## START

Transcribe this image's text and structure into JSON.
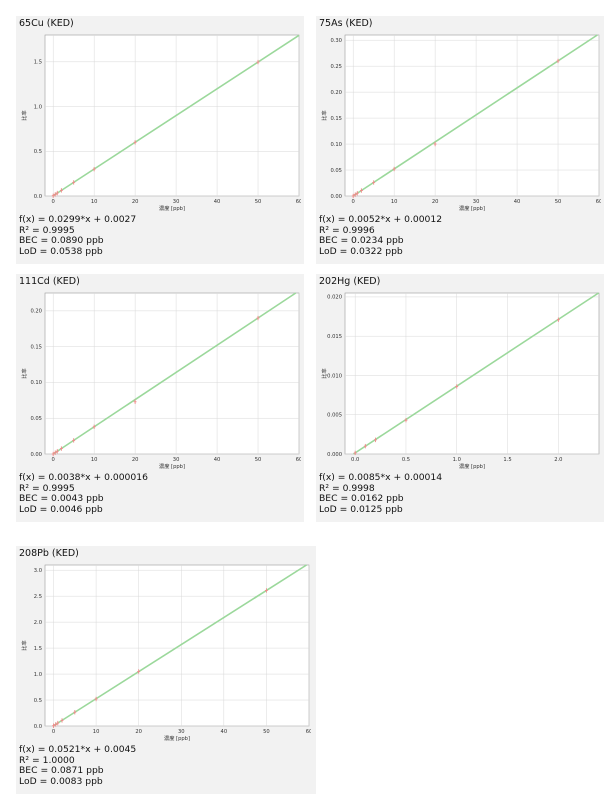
{
  "panels": [
    {
      "title": "65Cu (KED)",
      "equation": "f(x) = 0.0299*x + 0.0027",
      "r2": "R² = 0.9995",
      "bec": "BEC = 0.0890 ppb",
      "lod": "LoD = 0.0538 ppb"
    },
    {
      "title": "75As (KED)",
      "equation": "f(x) = 0.0052*x + 0.00012",
      "r2": "R² = 0.9996",
      "bec": "BEC = 0.0234 ppb",
      "lod": "LoD = 0.0322 ppb"
    },
    {
      "title": "111Cd (KED)",
      "equation": "f(x) = 0.0038*x + 0.000016",
      "r2": "R² = 0.9995",
      "bec": "BEC = 0.0043 ppb",
      "lod": "LoD = 0.0046 ppb"
    },
    {
      "title": "202Hg (KED)",
      "equation": "f(x) = 0.0085*x + 0.00014",
      "r2": "R² = 0.9998",
      "bec": "BEC = 0.0162 ppb",
      "lod": "LoD = 0.0125 ppb"
    },
    {
      "title": "208Pb (KED)",
      "equation": "f(x) = 0.0521*x + 0.0045",
      "r2": "R² = 1.0000",
      "bec": "BEC = 0.0871 ppb",
      "lod": "LoD = 0.0083 ppb"
    }
  ],
  "colors": {
    "line": "#9bd89b",
    "point": "#f08a8a",
    "panel_bg": "#f2f2f2",
    "plot_bg": "#ffffff",
    "grid": "#d8d8d8"
  },
  "chart_data": [
    {
      "type": "scatter",
      "title": "65Cu (KED)",
      "xlabel": "濃度 [ppb]",
      "ylabel": "比率",
      "xlim": [
        -2,
        60
      ],
      "ylim": [
        0,
        1.8
      ],
      "xticks": [
        "0",
        "10",
        "20",
        "30",
        "40",
        "50",
        "60"
      ],
      "yticks": [
        "0.0",
        "0.5",
        "1.0",
        "1.5"
      ],
      "grid": true,
      "fit": {
        "slope": 0.0299,
        "intercept": 0.0027
      },
      "points": {
        "x": [
          0,
          0.5,
          1,
          2,
          5,
          10,
          20,
          50
        ],
        "y": [
          0.003,
          0.018,
          0.033,
          0.063,
          0.152,
          0.3,
          0.6,
          1.497
        ]
      }
    },
    {
      "type": "scatter",
      "title": "75As (KED)",
      "xlabel": "濃度 [ppb]",
      "ylabel": "比率",
      "xlim": [
        -2,
        60
      ],
      "ylim": [
        0,
        0.31
      ],
      "xticks": [
        "0",
        "10",
        "20",
        "30",
        "40",
        "50",
        "60"
      ],
      "yticks": [
        "0.00",
        "0.05",
        "0.10",
        "0.15",
        "0.20",
        "0.25",
        "0.30"
      ],
      "grid": true,
      "fit": {
        "slope": 0.0052,
        "intercept": 0.00012
      },
      "points": {
        "x": [
          0,
          0.5,
          1,
          2,
          5,
          10,
          20,
          50
        ],
        "y": [
          0.0001,
          0.0027,
          0.0053,
          0.0105,
          0.026,
          0.052,
          0.1,
          0.26
        ]
      }
    },
    {
      "type": "scatter",
      "title": "111Cd (KED)",
      "xlabel": "濃度 [ppb]",
      "ylabel": "比率",
      "xlim": [
        -2,
        60
      ],
      "ylim": [
        0,
        0.225
      ],
      "xticks": [
        "0",
        "10",
        "20",
        "30",
        "40",
        "50",
        "60"
      ],
      "yticks": [
        "0.00",
        "0.05",
        "0.10",
        "0.15",
        "0.20"
      ],
      "grid": true,
      "fit": {
        "slope": 0.0038,
        "intercept": 1.6e-05
      },
      "points": {
        "x": [
          0,
          0.5,
          1,
          2,
          5,
          10,
          20,
          50
        ],
        "y": [
          0.0,
          0.0019,
          0.0038,
          0.0076,
          0.019,
          0.038,
          0.073,
          0.19
        ]
      }
    },
    {
      "type": "scatter",
      "title": "202Hg (KED)",
      "xlabel": "濃度 [ppb]",
      "ylabel": "比率",
      "xlim": [
        -0.1,
        2.4
      ],
      "ylim": [
        0,
        0.0205
      ],
      "xticks": [
        "0.0",
        "0.5",
        "1.0",
        "1.5",
        "2.0"
      ],
      "yticks": [
        "0.000",
        "0.005",
        "0.010",
        "0.015",
        "0.020"
      ],
      "grid": true,
      "fit": {
        "slope": 0.0085,
        "intercept": 0.00014
      },
      "points": {
        "x": [
          0,
          0.1,
          0.2,
          0.5,
          1.0,
          2.0
        ],
        "y": [
          0.00014,
          0.001,
          0.0018,
          0.0043,
          0.0086,
          0.0171
        ]
      }
    },
    {
      "type": "scatter",
      "title": "208Pb (KED)",
      "xlabel": "濃度 [ppb]",
      "ylabel": "比率",
      "xlim": [
        -2,
        60
      ],
      "ylim": [
        0,
        3.1
      ],
      "xticks": [
        "0",
        "10",
        "20",
        "30",
        "40",
        "50",
        "60"
      ],
      "yticks": [
        "0.0",
        "0.5",
        "1.0",
        "1.5",
        "2.0",
        "2.5",
        "3.0"
      ],
      "grid": true,
      "fit": {
        "slope": 0.0521,
        "intercept": 0.0045
      },
      "points": {
        "x": [
          0,
          0.5,
          1,
          2,
          5,
          10,
          20,
          50
        ],
        "y": [
          0.005,
          0.03,
          0.056,
          0.108,
          0.265,
          0.52,
          1.05,
          2.61
        ]
      }
    }
  ]
}
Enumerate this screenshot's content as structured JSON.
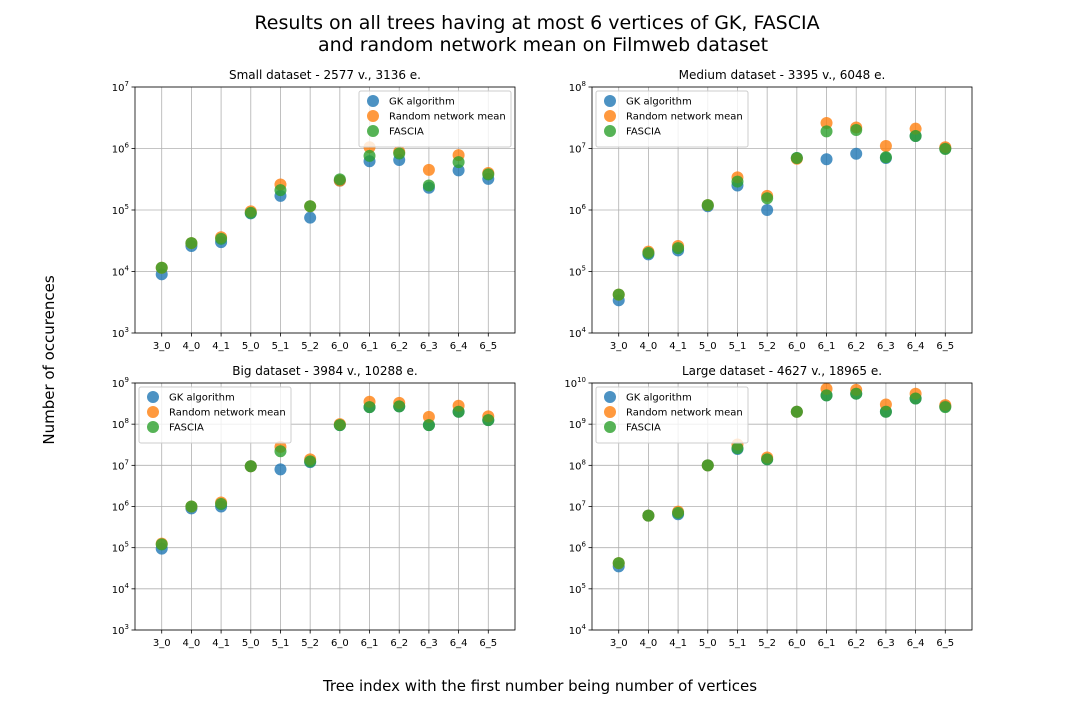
{
  "figure": {
    "title_line1": "Results on all trees having at most 6 vertices of GK, FASCIA",
    "title_line2": "and random network mean on Filmweb dataset",
    "ylabel": "Number of occurences",
    "xlabel": "Tree index with the first number being number of vertices"
  },
  "series_meta": [
    {
      "name": "GK algorithm",
      "color": "#1f77b4"
    },
    {
      "name": "Random network mean",
      "color": "#ff7f0e"
    },
    {
      "name": "FASCIA",
      "color": "#2ca02c"
    }
  ],
  "chart_data": [
    {
      "type": "scatter",
      "title": "Small dataset - 2577 v., 3136 e.",
      "yscale": "log",
      "ylim": [
        1000,
        10000000
      ],
      "ytick_exponents": [
        3,
        4,
        5,
        6,
        7
      ],
      "grid": true,
      "legend": "top-right",
      "categories": [
        "3_0",
        "4_0",
        "4_1",
        "5_0",
        "5_1",
        "5_2",
        "6_0",
        "6_1",
        "6_2",
        "6_3",
        "6_4",
        "6_5"
      ],
      "series": [
        {
          "name": "GK algorithm",
          "values": [
            9000,
            26000,
            30000,
            88000,
            170000,
            75000,
            300000,
            620000,
            650000,
            230000,
            440000,
            320000
          ]
        },
        {
          "name": "Random network mean",
          "values": [
            11500,
            29000,
            36000,
            95000,
            260000,
            115000,
            300000,
            1050000,
            880000,
            450000,
            780000,
            400000
          ]
        },
        {
          "name": "FASCIA",
          "values": [
            11500,
            29000,
            34000,
            90000,
            210000,
            115000,
            315000,
            760000,
            830000,
            250000,
            600000,
            380000
          ]
        }
      ]
    },
    {
      "type": "scatter",
      "title": "Medium dataset - 3395 v., 6048 e.",
      "yscale": "log",
      "ylim": [
        10000,
        100000000
      ],
      "ytick_exponents": [
        4,
        5,
        6,
        7,
        8
      ],
      "grid": true,
      "legend": "top-left",
      "categories": [
        "3_0",
        "4_0",
        "4_1",
        "5_0",
        "5_1",
        "5_2",
        "6_0",
        "6_1",
        "6_2",
        "6_3",
        "6_4",
        "6_5"
      ],
      "series": [
        {
          "name": "GK algorithm",
          "values": [
            34000,
            190000,
            220000,
            1150000,
            2500000,
            1000000,
            7000000,
            6700000,
            8200000,
            7000000,
            16000000,
            10000000
          ]
        },
        {
          "name": "Random network mean",
          "values": [
            42000,
            210000,
            260000,
            1200000,
            3400000,
            1700000,
            6800000,
            26000000,
            22000000,
            11000000,
            21000000,
            10500000
          ]
        },
        {
          "name": "FASCIA",
          "values": [
            42000,
            200000,
            240000,
            1200000,
            2900000,
            1550000,
            7000000,
            19000000,
            20000000,
            7200000,
            16000000,
            9800000
          ]
        }
      ]
    },
    {
      "type": "scatter",
      "title": "Big dataset - 3984 v., 10288 e.",
      "yscale": "log",
      "ylim": [
        1000,
        1000000000
      ],
      "ytick_exponents": [
        3,
        4,
        5,
        6,
        7,
        8,
        9
      ],
      "grid": true,
      "legend": "top-left",
      "categories": [
        "3_0",
        "4_0",
        "4_1",
        "5_0",
        "5_1",
        "5_2",
        "6_0",
        "6_1",
        "6_2",
        "6_3",
        "6_4",
        "6_5"
      ],
      "series": [
        {
          "name": "GK algorithm",
          "values": [
            95000,
            900000,
            1000000,
            9500000,
            8000000,
            12000000,
            95000000,
            260000000,
            270000000,
            95000000,
            200000000,
            125000000
          ]
        },
        {
          "name": "Random network mean",
          "values": [
            125000,
            1000000,
            1250000,
            9500000,
            28000000,
            14000000,
            100000000,
            350000000,
            330000000,
            150000000,
            280000000,
            155000000
          ]
        },
        {
          "name": "FASCIA",
          "values": [
            120000,
            1000000,
            1150000,
            9500000,
            22000000,
            12500000,
            95000000,
            260000000,
            270000000,
            95000000,
            200000000,
            125000000
          ]
        }
      ]
    },
    {
      "type": "scatter",
      "title": "Large dataset - 4627 v., 18965 e.",
      "yscale": "log",
      "ylim": [
        10000,
        10000000000
      ],
      "ytick_exponents": [
        4,
        5,
        6,
        7,
        8,
        9,
        10
      ],
      "grid": true,
      "legend": "top-left",
      "categories": [
        "3_0",
        "4_0",
        "4_1",
        "5_0",
        "5_1",
        "5_2",
        "6_0",
        "6_1",
        "6_2",
        "6_3",
        "6_4",
        "6_5"
      ],
      "series": [
        {
          "name": "GK algorithm",
          "values": [
            350000,
            6000000,
            6500000,
            100000000,
            250000000,
            140000000,
            2000000000,
            5000000000,
            5500000000,
            2000000000,
            4200000000,
            2700000000
          ]
        },
        {
          "name": "Random network mean",
          "values": [
            420000,
            6000000,
            7500000,
            100000000,
            320000000,
            155000000,
            2000000000,
            7200000000,
            6800000000,
            3000000000,
            5500000000,
            2900000000
          ]
        },
        {
          "name": "FASCIA",
          "values": [
            420000,
            6000000,
            7000000,
            100000000,
            260000000,
            140000000,
            2000000000,
            5000000000,
            5500000000,
            2000000000,
            4200000000,
            2600000000
          ]
        }
      ]
    }
  ]
}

## END

**GOAL:** Working from the listing above, pick out every line that has "equation" and copy it.

**TASK SOLUTION:**
      "equation": "f(x) = 0.0299*x + 0.0027",
      "equation": "f(x) = 0.0052*x + 0.00012",
      "equation": "f(x) = 0.0038*x + 0.000016",
      "equation": "f(x) = 0.0085*x + 0.00014",
      "equation": "f(x) = 0.0521*x + 0.0045",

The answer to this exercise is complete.